"""

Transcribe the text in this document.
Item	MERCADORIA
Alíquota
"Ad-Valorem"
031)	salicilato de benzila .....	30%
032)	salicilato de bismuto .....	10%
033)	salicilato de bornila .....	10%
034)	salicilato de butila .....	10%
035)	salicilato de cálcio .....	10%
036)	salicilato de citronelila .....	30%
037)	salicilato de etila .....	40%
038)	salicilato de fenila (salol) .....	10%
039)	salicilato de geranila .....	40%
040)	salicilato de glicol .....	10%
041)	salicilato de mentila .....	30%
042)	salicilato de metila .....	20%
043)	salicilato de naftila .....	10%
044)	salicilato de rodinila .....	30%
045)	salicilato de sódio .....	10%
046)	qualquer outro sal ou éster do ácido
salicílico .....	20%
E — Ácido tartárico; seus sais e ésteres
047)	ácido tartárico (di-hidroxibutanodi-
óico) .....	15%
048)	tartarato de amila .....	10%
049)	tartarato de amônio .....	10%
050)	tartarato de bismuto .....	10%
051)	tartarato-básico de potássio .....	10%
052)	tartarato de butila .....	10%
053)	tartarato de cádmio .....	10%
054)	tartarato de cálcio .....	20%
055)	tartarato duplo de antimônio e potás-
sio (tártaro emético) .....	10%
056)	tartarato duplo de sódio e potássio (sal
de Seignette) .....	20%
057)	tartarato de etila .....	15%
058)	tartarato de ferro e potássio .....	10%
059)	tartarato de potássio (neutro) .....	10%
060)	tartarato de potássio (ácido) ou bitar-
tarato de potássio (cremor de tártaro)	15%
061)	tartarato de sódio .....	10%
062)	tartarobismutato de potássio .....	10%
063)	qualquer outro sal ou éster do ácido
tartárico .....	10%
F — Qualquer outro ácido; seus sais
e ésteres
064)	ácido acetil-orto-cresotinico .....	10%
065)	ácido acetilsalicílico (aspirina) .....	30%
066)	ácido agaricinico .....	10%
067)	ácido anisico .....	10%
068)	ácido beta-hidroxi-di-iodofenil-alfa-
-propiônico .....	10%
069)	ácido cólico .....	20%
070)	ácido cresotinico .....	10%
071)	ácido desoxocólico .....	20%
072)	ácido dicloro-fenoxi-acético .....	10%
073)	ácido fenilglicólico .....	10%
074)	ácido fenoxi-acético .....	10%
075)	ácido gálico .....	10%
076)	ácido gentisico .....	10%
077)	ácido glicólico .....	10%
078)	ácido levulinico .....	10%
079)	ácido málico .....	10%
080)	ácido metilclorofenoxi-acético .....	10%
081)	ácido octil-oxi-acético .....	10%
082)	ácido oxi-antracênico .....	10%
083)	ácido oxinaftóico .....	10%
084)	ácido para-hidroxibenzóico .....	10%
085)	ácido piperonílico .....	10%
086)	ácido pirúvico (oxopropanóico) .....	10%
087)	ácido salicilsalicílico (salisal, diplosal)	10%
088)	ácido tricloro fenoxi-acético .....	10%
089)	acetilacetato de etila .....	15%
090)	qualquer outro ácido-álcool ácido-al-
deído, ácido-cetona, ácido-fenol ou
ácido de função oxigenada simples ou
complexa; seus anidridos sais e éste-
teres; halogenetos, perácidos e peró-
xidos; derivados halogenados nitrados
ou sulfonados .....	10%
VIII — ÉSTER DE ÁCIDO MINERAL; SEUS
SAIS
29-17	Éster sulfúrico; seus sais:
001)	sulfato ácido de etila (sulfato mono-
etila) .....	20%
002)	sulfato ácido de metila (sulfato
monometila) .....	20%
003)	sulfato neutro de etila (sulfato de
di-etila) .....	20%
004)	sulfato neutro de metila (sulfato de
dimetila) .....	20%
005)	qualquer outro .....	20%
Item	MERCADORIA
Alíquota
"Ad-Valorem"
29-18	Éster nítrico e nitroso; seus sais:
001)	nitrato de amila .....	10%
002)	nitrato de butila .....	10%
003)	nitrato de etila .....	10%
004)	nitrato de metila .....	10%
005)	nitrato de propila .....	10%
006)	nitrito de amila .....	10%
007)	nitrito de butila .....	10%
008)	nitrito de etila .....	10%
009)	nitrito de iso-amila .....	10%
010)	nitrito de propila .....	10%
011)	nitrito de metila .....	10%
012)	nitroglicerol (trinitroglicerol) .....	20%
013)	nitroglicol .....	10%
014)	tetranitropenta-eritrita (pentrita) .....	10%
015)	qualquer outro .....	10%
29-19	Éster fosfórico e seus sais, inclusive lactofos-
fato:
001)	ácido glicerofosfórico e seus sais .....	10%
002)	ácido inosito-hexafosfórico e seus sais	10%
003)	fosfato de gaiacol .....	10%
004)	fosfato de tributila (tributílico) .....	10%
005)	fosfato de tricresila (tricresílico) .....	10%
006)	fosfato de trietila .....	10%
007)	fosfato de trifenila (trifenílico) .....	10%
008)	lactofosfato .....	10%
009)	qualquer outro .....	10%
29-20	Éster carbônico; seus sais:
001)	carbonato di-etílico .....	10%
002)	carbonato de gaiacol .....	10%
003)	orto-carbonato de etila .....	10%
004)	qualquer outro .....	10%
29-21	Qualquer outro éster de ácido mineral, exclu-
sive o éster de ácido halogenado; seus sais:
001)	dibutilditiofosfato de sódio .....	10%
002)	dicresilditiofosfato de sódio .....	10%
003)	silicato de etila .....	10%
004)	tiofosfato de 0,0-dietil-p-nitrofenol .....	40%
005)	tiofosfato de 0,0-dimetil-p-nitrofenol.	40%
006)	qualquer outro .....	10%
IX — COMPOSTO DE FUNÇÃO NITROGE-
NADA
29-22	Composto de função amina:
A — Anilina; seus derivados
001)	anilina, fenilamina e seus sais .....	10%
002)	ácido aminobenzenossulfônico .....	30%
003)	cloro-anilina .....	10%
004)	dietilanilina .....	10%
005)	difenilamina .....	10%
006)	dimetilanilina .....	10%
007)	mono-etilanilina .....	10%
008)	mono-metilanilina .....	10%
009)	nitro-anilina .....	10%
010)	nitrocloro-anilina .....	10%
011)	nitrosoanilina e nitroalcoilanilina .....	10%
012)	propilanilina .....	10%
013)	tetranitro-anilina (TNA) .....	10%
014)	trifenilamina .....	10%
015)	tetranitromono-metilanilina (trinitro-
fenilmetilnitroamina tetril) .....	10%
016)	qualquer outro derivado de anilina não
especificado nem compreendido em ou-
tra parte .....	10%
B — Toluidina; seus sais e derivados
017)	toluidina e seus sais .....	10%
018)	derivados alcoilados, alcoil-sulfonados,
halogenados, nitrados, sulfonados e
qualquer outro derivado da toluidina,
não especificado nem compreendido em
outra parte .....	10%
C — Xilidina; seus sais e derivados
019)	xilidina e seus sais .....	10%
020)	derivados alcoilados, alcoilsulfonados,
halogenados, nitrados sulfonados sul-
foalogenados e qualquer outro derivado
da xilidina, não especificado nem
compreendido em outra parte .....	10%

"""

Take the entries above and transcribe them exactly.

• [Result of the exercise]
Transcribe the text in this document.
Item	MERCADORIA
Alíquota
"Ad-Valorem"
031)	salicilato de benzila .....	30%
032)	salicilato de bismuto .....	10%
033)	salicilato de bornila .....	10%
034)	salicilato de butila .....	10%
035)	salicilato de cálcio .....	10%
036)	salicilato de citronelila .....	30%
037)	salicilato de etila .....	40%
038)	salicilato de fenila (salol) .....	10%
039)	salicilato de geranila .....	40%
040)	salicilato de glicol .....	10%
041)	salicilato de mentila .....	30%
042)	salicilato de metila .....	20%
043)	salicilato de naftila .....	10%
044)	salicilato de rodinila .....	30%
045)	salicilato de sódio .....	10%
046)	qualquer outro sal ou éster do ácido
salicílico .....	20%
E — Ácido tartárico; seus sais e ésteres
047)	ácido tartárico (di-hidroxibutanodi-
óico) .....	15%
048)	tartarato de amila .....	10%
049)	tartarato de amônio .....	10%
050)	tartarato de bismuto .....	10%
051)	tartarato-básico de potássio .....	10%
052)	tartarato de butila .....	10%
053)	tartarato de cádmio .....	10%
054)	tartarato de cálcio .....	20%
055)	tartarato duplo de antimônio e potás-
sio (tártaro emético) .....	10%
056)	tartarato duplo de sódio e potássio (sal
de Seignette) .....	20%
057)	tartarato de etila .....	15%
058)	tartarato de ferro e potássio .....	10%
059)	tartarato de potássio (neutro) .....	10%
060)	tartarato de potássio (ácido) ou bitar-
tarato de potássio (cremor de tártaro)	15%
061)	tartarato de sódio .....	10%
062)	tartarobismutato de potássio .....	10%
063)	qualquer outro sal ou éster do ácido
tartárico .....	10%
F — Qualquer outro ácido; seus sais
e ésteres
064)	ácido acetil-orto-cresotinico .....	10%
065)	ácido acetilsalicílico (aspirina) .....	30%
066)	ácido agaricinico .....	10%
067)	ácido anisico .....	10%
068)	ácido beta-hidroxi-di-iodofenil-alfa-
-propiônico .....	10%
069)	ácido cólico .....	20%
070)	ácido cresotinico .....	10%
071)	ácido desoxocólico .....	20%
072)	ácido dicloro-fenoxi-acético .....	10%
073)	ácido fenilglicólico .....	10%
074)	ácido fenoxi-acético .....	10%
075)	ácido gálico .....	10%
076)	ácido gentisico .....	10%
077)	ácido glicólico .....	10%
078)	ácido levulinico .....	10%
079)	ácido málico .....	10%
080)	ácido metilclorofenoxi-acético .....	10%
081)	ácido octil-oxi-acético .....	10%
082)	ácido oxi-antracênico .....	10%
083)	ácido oxinaftóico .....	10%
084)	ácido para-hidroxibenzóico .....	10%
085)	ácido piperonílico .....	10%
086)	ácido pirúvico (oxopropanóico) .....	10%
087)	ácido salicilsalicílico (salisal, diplosal)	10%
088)	ácido tricloro fenoxi-acético .....	10%
089)	acetilacetato de etila .....	15%
090)	qualquer outro ácido-álcool ácido-al-
deído, ácido-cetona, ácido-fenol ou
ácido de função oxigenada simples ou
complexa; seus anidridos sais e éste-
teres; halogenetos, perácidos e peró-
xidos; derivados halogenados nitrados
ou sulfonados .....	10%
VIII — ÉSTER DE ÁCIDO MINERAL; SEUS
SAIS
29-17	Éster sulfúrico; seus sais:
001)	sulfato ácido de etila (sulfato mono-
etila) .....	20%
002)	sulfato ácido de metila (sulfato
monometila) .....	20%
003)	sulfato neutro de etila (sulfato de
di-etila) .....	20%
004)	sulfato neutro de metila (sulfato de
dimetila) .....	20%
005)	qualquer outro .....	20%
Item	MERCADORIA
Alíquota
"Ad-Valorem"
29-18	Éster nítrico e nitroso; seus sais:
001)	nitrato de amila .....	10%
002)	nitrato de butila .....	10%
003)	nitrato de etila .....	10%
004)	nitrato de metila .....	10%
005)	nitrato de propila .....	10%
006)	nitrito de amila .....	10%
007)	nitrito de butila .....	10%
008)	nitrito de etila .....	10%
009)	nitrito de iso-amila .....	10%
010)	nitrito de propila .....	10%
011)	nitrito de metila .....	10%
012)	nitroglicerol (trinitroglicerol) .....	20%
013)	nitroglicol .....	10%
014)	tetranitropenta-eritrita (pentrita) .....	10%
015)	qualquer outro .....	10%
29-19	Éster fosfórico e seus sais, inclusive lactofos-
fato:
001)	ácido glicerofosfórico e seus sais .....	10%
002)	ácido inosito-hexafosfórico e seus sais	10%
003)	fosfato de gaiacol .....	10%
004)	fosfato de tributila (tributílico) .....	10%
005)	fosfato de tricresila (tricresílico) .....	10%
006)	fosfato de trietila .....	10%
007)	fosfato de trifenila (trifenílico) .....	10%
008)	lactofosfato .....	10%
009)	qualquer outro .....	10%
29-20	Éster carbônico; seus sais:
001)	carbonato di-etílico .....	10%
002)	carbonato de gaiacol .....	10%
003)	orto-carbonato de etila .....	10%
004)	qualquer outro .....	10%
29-21	Qualquer outro éster de ácido mineral, exclu-
sive o éster de ácido halogenado; seus sais:
001)	dibutilditiofosfato de sódio .....	10%
002)	dicresilditiofosfato de sódio .....	10%
003)	silicato de etila .....	10%
004)	tiofosfato de 0,0-dietil-p-nitrofenol .....	40%
005)	tiofosfato de 0,0-dimetil-p-nitrofenol.	40%
006)	qualquer outro .....	10%
IX — COMPOSTO DE FUNÇÃO NITROGE-
NADA
29-22	Composto de função amina:
A — Anilina; seus derivados
001)	anilina, fenilamina e seus sais .....	10%
002)	ácido aminobenzenossulfônico .....	30%
003)	cloro-anilina .....	10%
004)	dietilanilina .....	10%
005)	difenilamina .....	10%
006)	dimetilanilina .....	10%
007)	mono-etilanilina .....	10%
008)	mono-metilanilina .....	10%
009)	nitro-anilina .....	10%
010)	nitrocloro-anilina .....	10%
011)	nitrosoanilina e nitroalcoilanilina .....	10%
012)	propilanilina .....	10%
013)	tetranitro-anilina (TNA) .....	10%
014)	trifenilamina .....	10%
015)	tetranitromono-metilanilina (trinitro-
fenilmetilnitroamina tetril) .....	10%
016)	qualquer outro derivado de anilina não
especificado nem compreendido em ou-
tra parte .....	10%
B — Toluidina; seus sais e derivados
017)	toluidina e seus sais .....	10%
018)	derivados alcoilados, alcoil-sulfonados,
halogenados, nitrados, sulfonados e
qualquer outro derivado da toluidina,
não especificado nem compreendido em
outra parte .....	10%
C — Xilidina; seus sais e derivados
019)	xilidina e seus sais .....	10%
020)	derivados alcoilados, alcoilsulfonados,
halogenados, nitrados sulfonados sul-
foalogenados e qualquer outro derivado
da xilidina, não especificado nem
compreendido em outra parte .....	10%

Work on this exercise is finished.